- [Directions]: Repeat the records in full and exactly, omitting pictures.

----- Provided material -----

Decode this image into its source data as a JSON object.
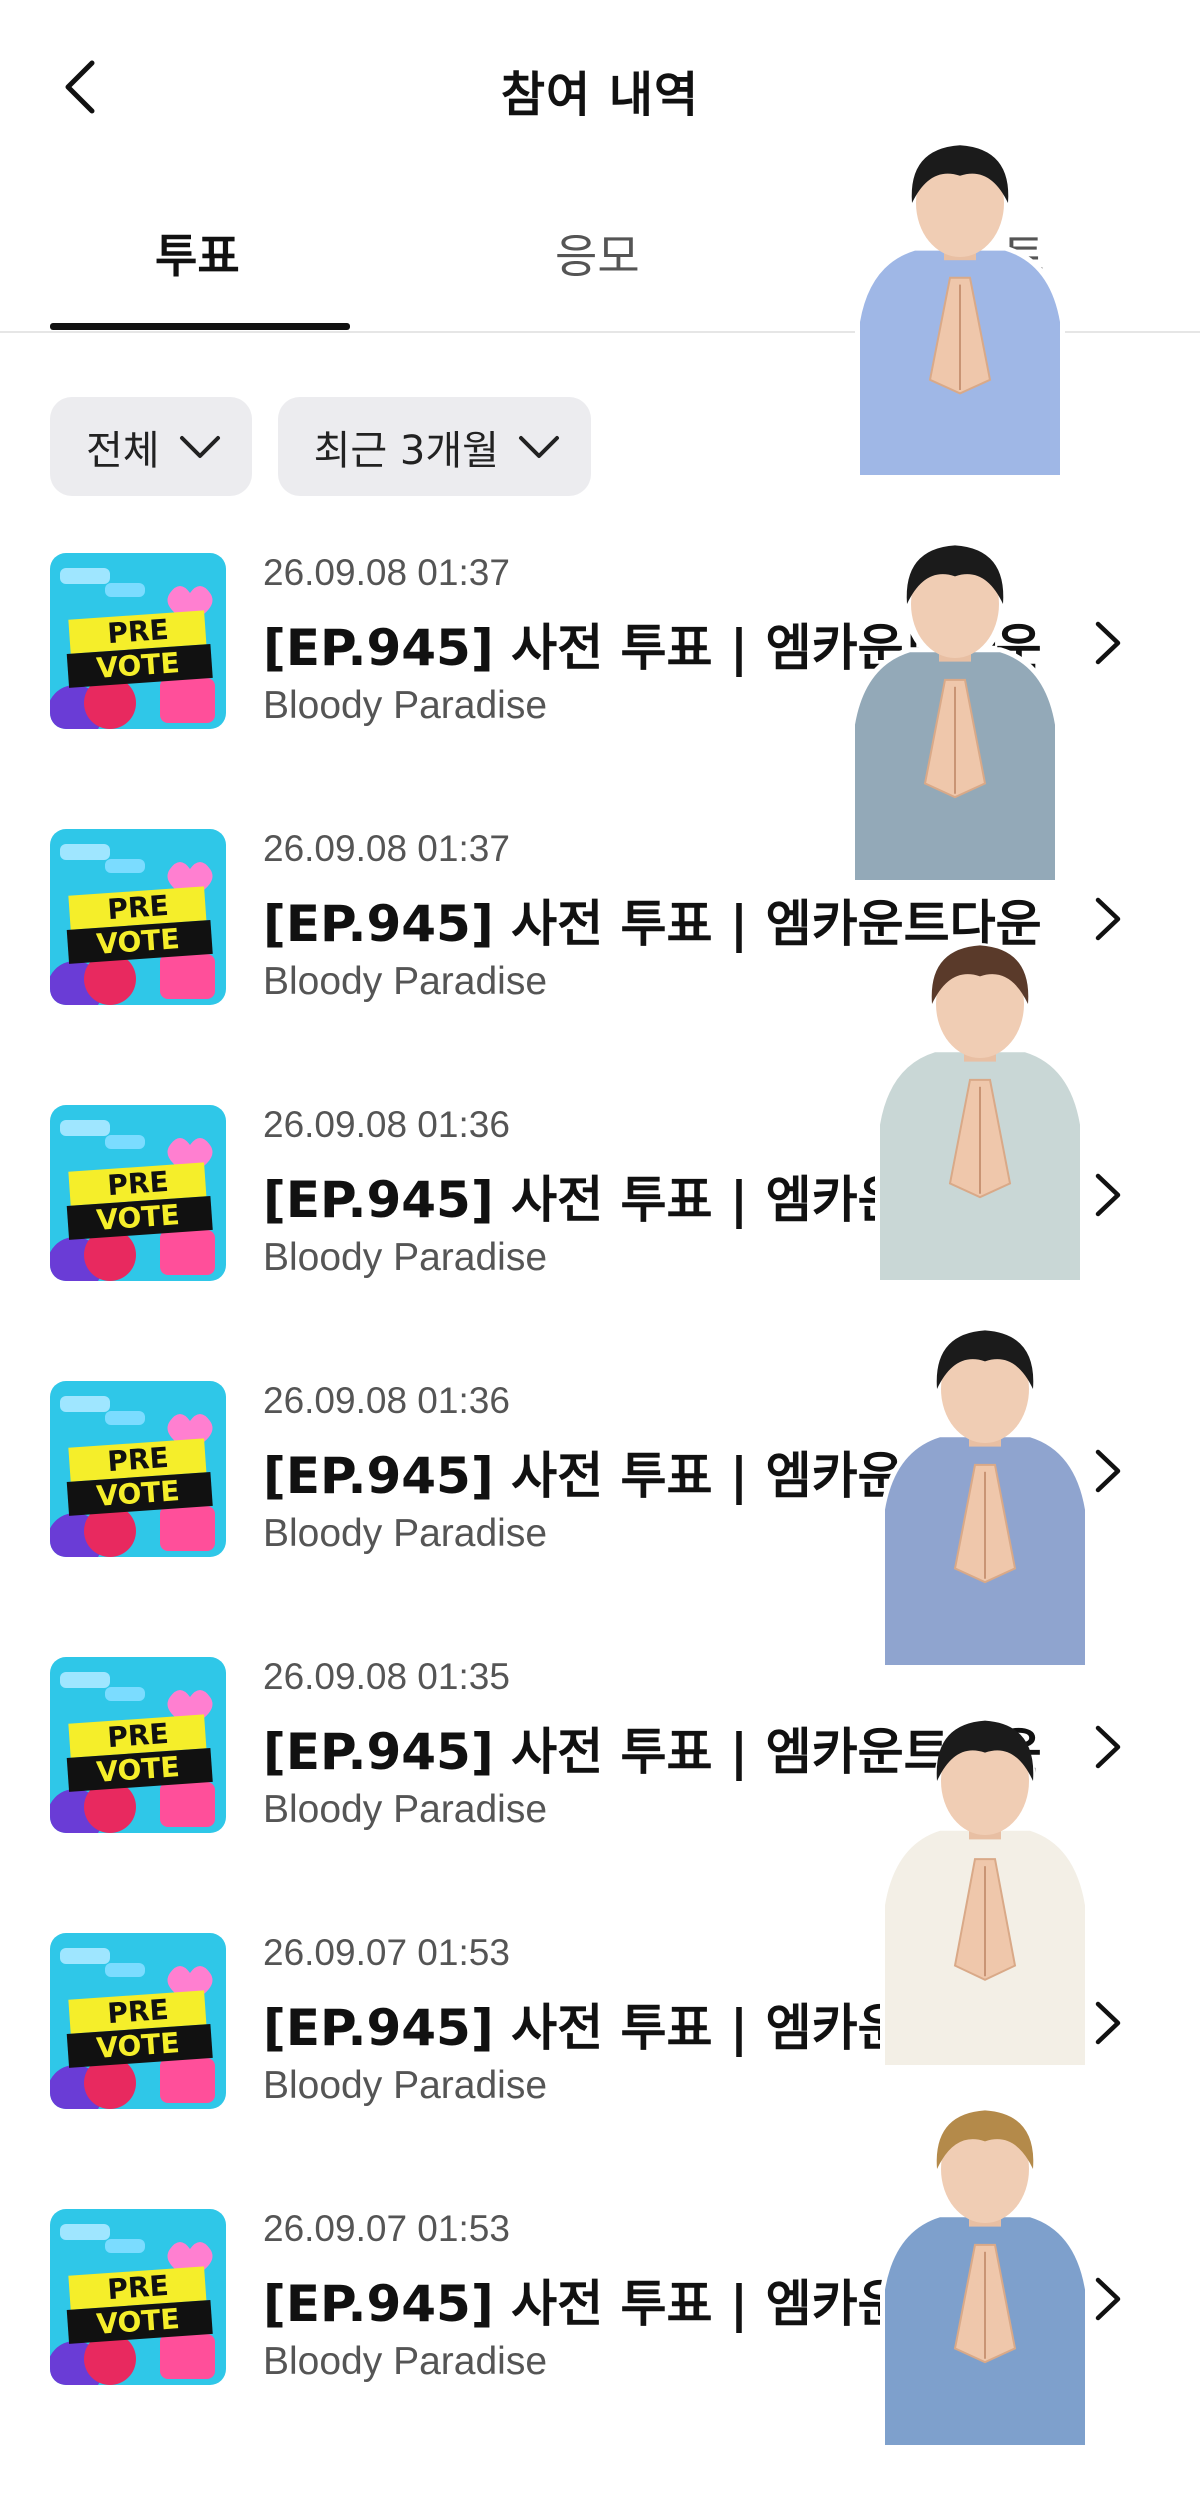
{
  "header": {
    "title": "참여 내역"
  },
  "tabs": [
    {
      "label": "투표",
      "active": true
    },
    {
      "label": "응모",
      "active": false
    },
    {
      "label": "포트",
      "active": false
    }
  ],
  "filters": [
    {
      "label": "전체"
    },
    {
      "label": "최근 3개월"
    }
  ],
  "thumbnail": {
    "line1": "PRE",
    "line2": "VOTE"
  },
  "items": [
    {
      "date": "26.09.08 01:37",
      "title": "[EP.945] 사전 투표 | 엠카운트다운",
      "subtitle": "Bloody Paradise"
    },
    {
      "date": "26.09.08 01:37",
      "title": "[EP.945] 사전 투표 | 엠카운트다운",
      "subtitle": "Bloody Paradise"
    },
    {
      "date": "26.09.08 01:36",
      "title": "[EP.945] 사전 투표 | 엠카운트다운",
      "subtitle": "Bloody Paradise"
    },
    {
      "date": "26.09.08 01:36",
      "title": "[EP.945] 사전 투표 | 엠카운트다운",
      "subtitle": "Bloody Paradise"
    },
    {
      "date": "26.09.08 01:35",
      "title": "[EP.945] 사전 투표 | 엠카운트다운",
      "subtitle": "Bloody Paradise"
    },
    {
      "date": "26.09.07 01:53",
      "title": "[EP.945] 사전 투표 | 엠카운트다운",
      "subtitle": "Bloody Paradise"
    },
    {
      "date": "26.09.07 01:53",
      "title": "[EP.945] 사전 투표 | 엠카운트다운",
      "subtitle": "Bloody Paradise"
    }
  ],
  "colors": {
    "thumb_bg": "#2fc7e8",
    "thumb_banner": "#111111",
    "thumb_yellow": "#f5ee2a",
    "thumb_pink": "#ff4f9a",
    "sticker_outline": "#ffffff"
  }
}
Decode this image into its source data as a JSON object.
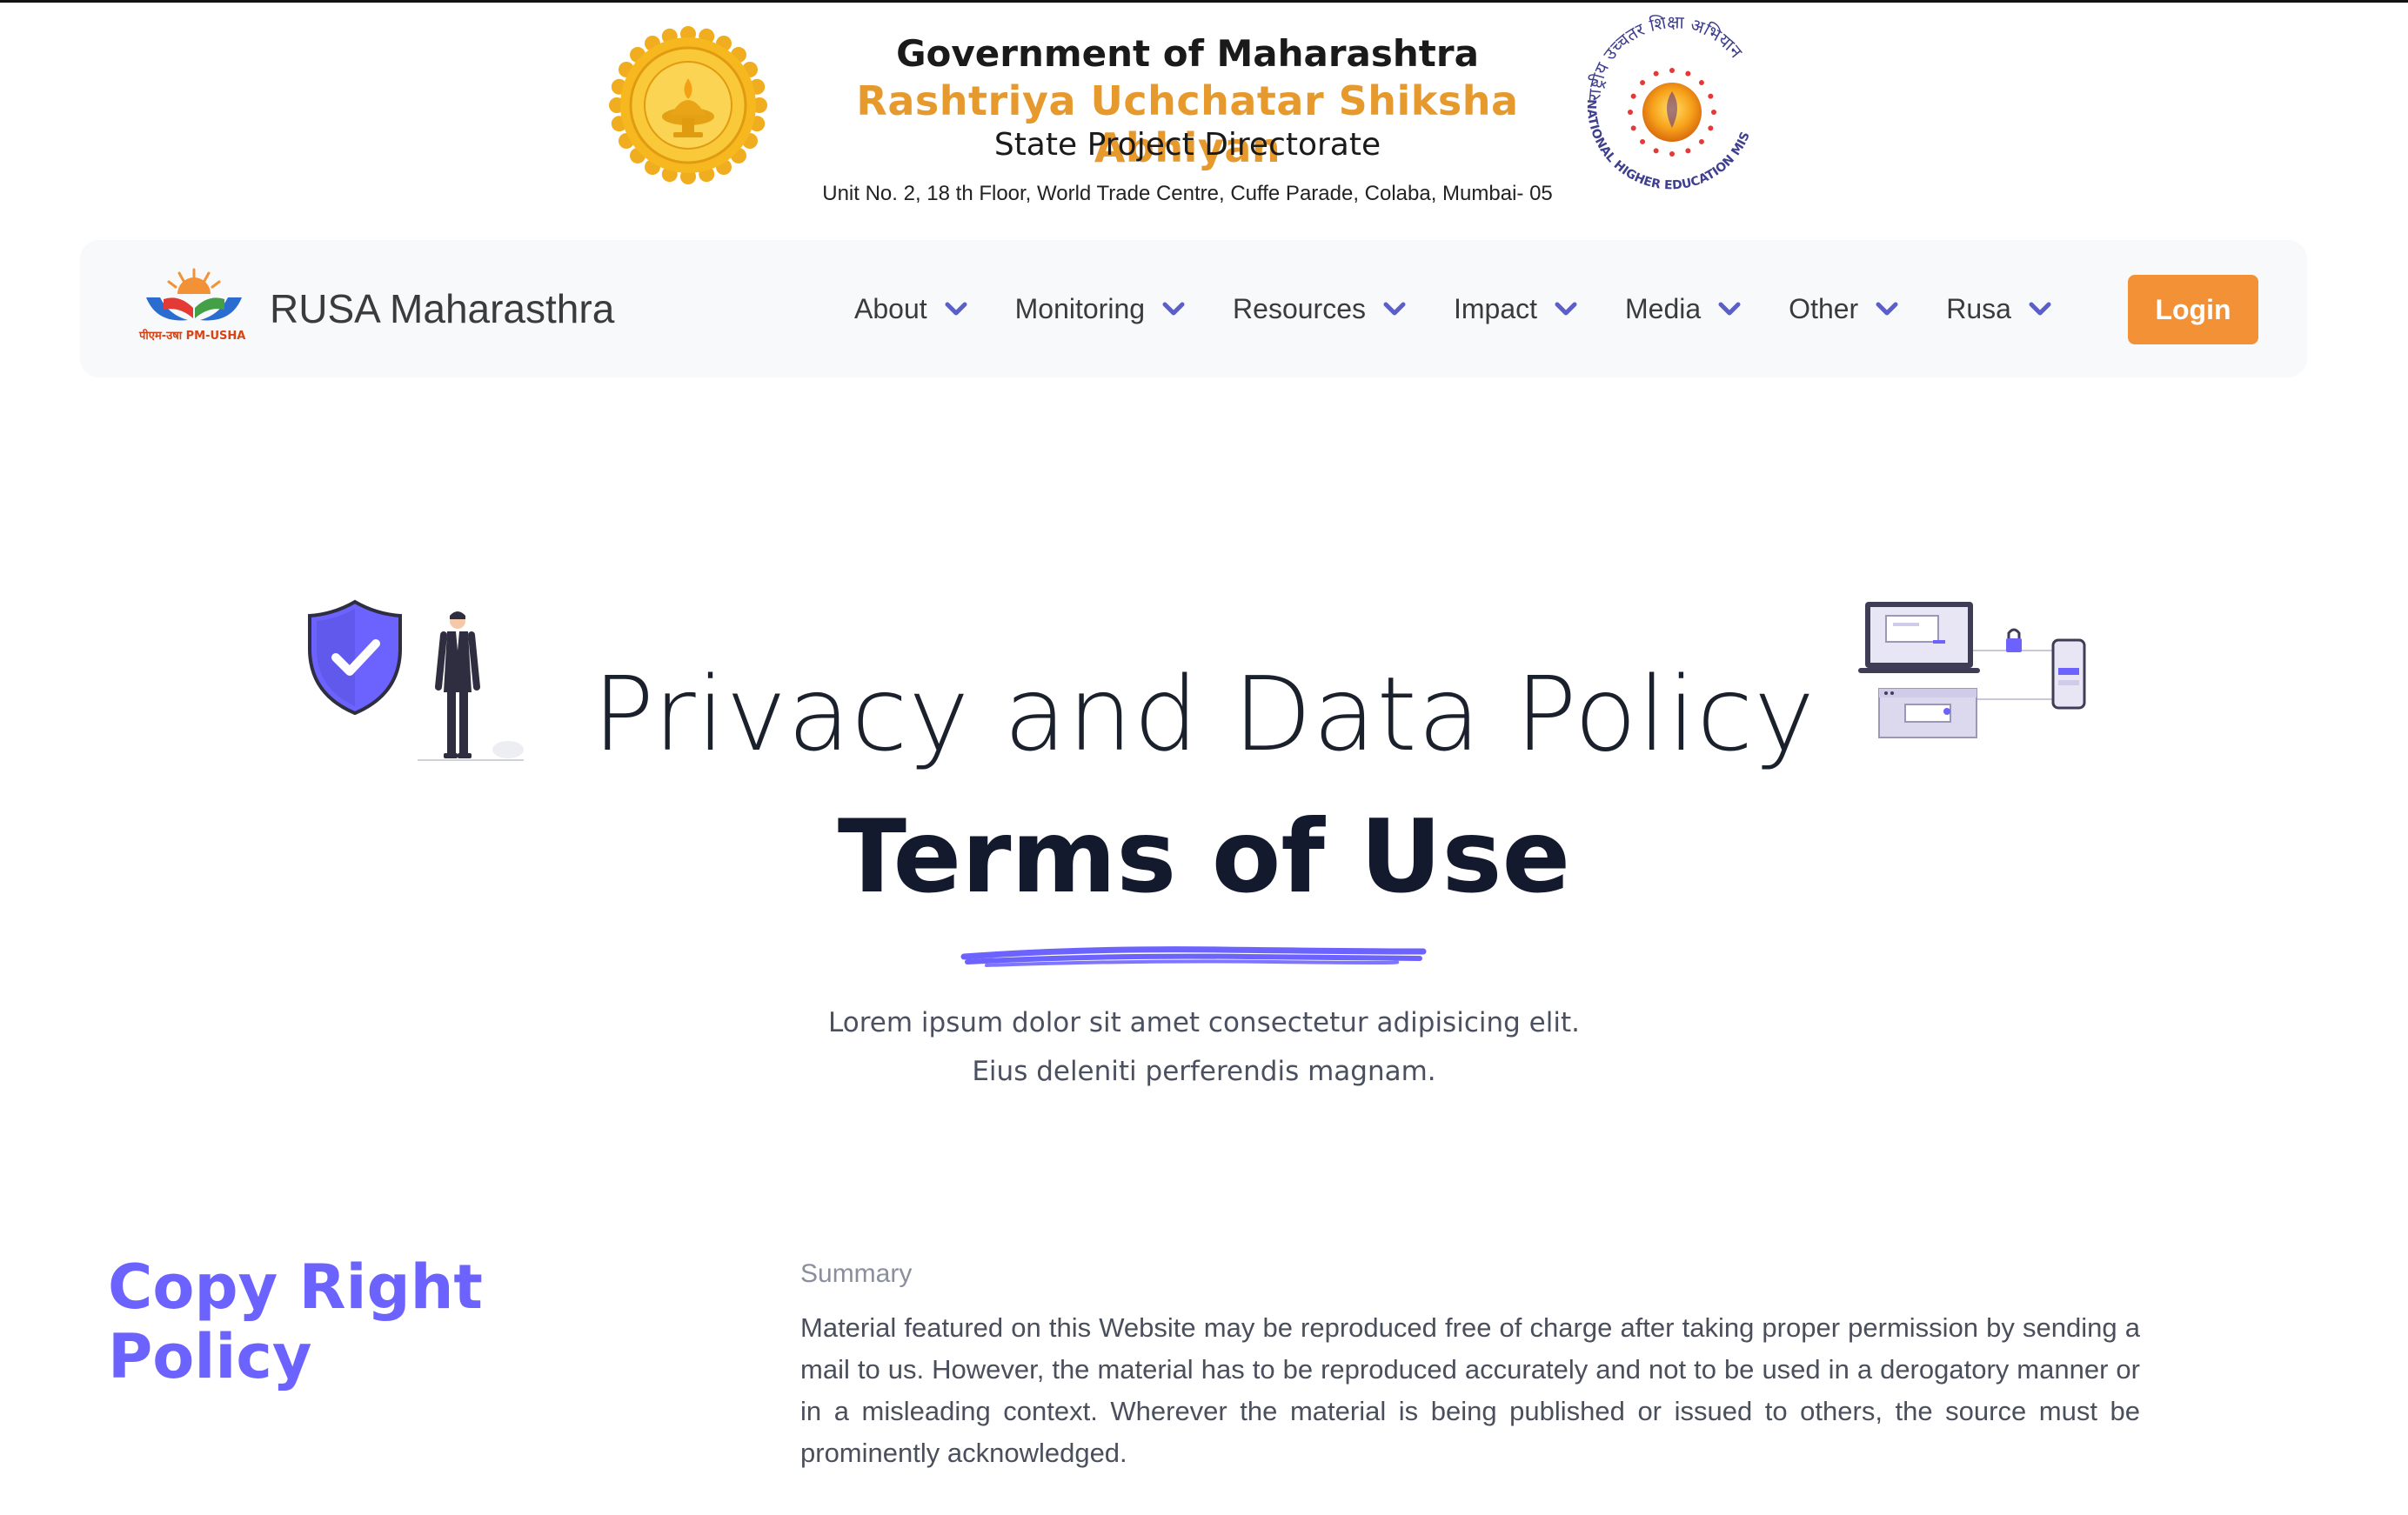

-----

- [Solution to this task]:
Decode this image into its source data as a JSON object.
{
  "header": {
    "title": "참여 내역"
  },
  "tabs": [
    {
      "label": "투표",
      "active": true
    },
    {
      "label": "응모",
      "active": false
    },
    {
      "label": "포트",
      "active": false
    }
  ],
  "filters": [
    {
      "label": "전체"
    },
    {
      "label": "최근 3개월"
    }
  ],
  "thumbnail": {
    "line1": "PRE",
    "line2": "VOTE"
  },
  "items": [
    {
      "date": "26.09.08 01:37",
      "title": "[EP.945] 사전 투표 | 엠카운트다운",
      "subtitle": "Bloody Paradise"
    },
    {
      "date": "26.09.08 01:37",
      "title": "[EP.945] 사전 투표 | 엠카운트다운",
      "subtitle": "Bloody Paradise"
    },
    {
      "date": "26.09.08 01:36",
      "title": "[EP.945] 사전 투표 | 엠카운트다운",
      "subtitle": "Bloody Paradise"
    },
    {
      "date": "26.09.08 01:36",
      "title": "[EP.945] 사전 투표 | 엠카운트다운",
      "subtitle": "Bloody Paradise"
    },
    {
      "date": "26.09.08 01:35",
      "title": "[EP.945] 사전 투표 | 엠카운트다운",
      "subtitle": "Bloody Paradise"
    },
    {
      "date": "26.09.07 01:53",
      "title": "[EP.945] 사전 투표 | 엠카운트다운",
      "subtitle": "Bloody Paradise"
    },
    {
      "date": "26.09.07 01:53",
      "title": "[EP.945] 사전 투표 | 엠카운트다운",
      "subtitle": "Bloody Paradise"
    }
  ],
  "colors": {
    "thumb_bg": "#2fc7e8",
    "thumb_banner": "#111111",
    "thumb_yellow": "#f5ee2a",
    "thumb_pink": "#ff4f9a",
    "sticker_outline": "#ffffff"
  }
}
Decode this image into its source data as a JSON object.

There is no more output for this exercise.